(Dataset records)
- - - - - - -
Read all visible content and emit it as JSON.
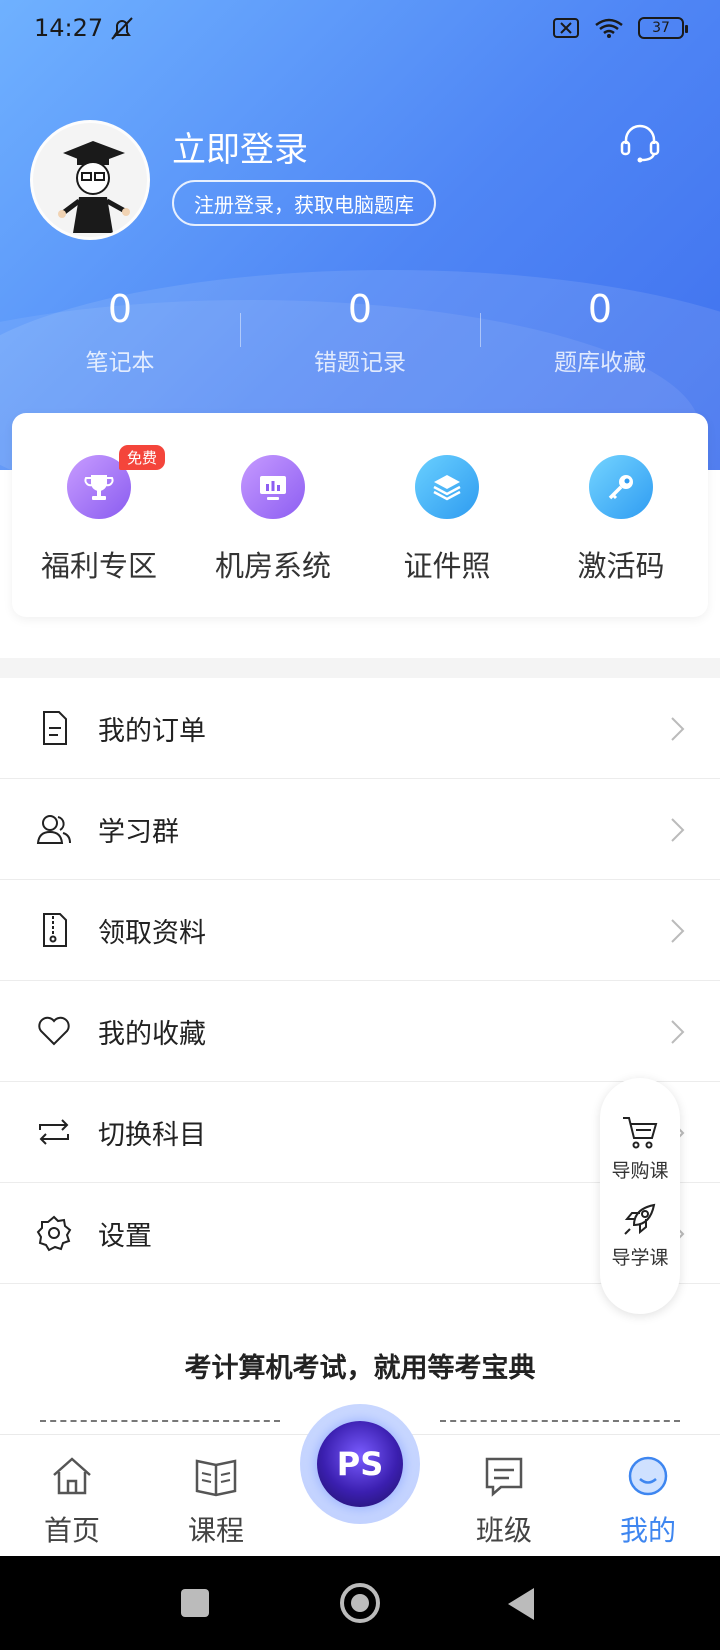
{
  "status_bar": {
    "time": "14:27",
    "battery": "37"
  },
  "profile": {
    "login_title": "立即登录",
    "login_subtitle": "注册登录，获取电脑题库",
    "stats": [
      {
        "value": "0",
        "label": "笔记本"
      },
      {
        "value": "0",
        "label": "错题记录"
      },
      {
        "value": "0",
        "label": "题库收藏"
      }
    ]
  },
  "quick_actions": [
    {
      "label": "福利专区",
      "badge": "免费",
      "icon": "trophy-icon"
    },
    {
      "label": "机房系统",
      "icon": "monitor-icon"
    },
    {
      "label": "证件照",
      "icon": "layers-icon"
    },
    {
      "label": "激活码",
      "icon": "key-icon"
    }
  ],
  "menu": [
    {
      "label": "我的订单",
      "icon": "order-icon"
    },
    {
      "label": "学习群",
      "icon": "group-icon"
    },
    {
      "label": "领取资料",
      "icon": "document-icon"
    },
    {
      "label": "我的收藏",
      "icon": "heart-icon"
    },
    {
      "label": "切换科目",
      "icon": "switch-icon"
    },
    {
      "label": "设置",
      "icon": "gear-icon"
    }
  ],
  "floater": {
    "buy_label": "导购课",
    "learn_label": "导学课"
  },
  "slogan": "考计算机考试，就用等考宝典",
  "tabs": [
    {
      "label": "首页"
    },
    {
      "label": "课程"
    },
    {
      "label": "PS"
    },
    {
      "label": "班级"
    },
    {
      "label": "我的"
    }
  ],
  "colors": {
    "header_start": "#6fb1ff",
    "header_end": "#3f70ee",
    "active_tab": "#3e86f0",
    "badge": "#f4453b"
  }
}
- - - - - - -
Direction =
Collect the lines of the records that include the string "icon".

Task solution =
      "icon": "trophy-icon"
      "icon": "monitor-icon"
      "icon": "layers-icon"
      "icon": "key-icon"
      "icon": "order-icon"
      "icon": "group-icon"
      "icon": "document-icon"
      "icon": "heart-icon"
      "icon": "switch-icon"
      "icon": "gear-icon"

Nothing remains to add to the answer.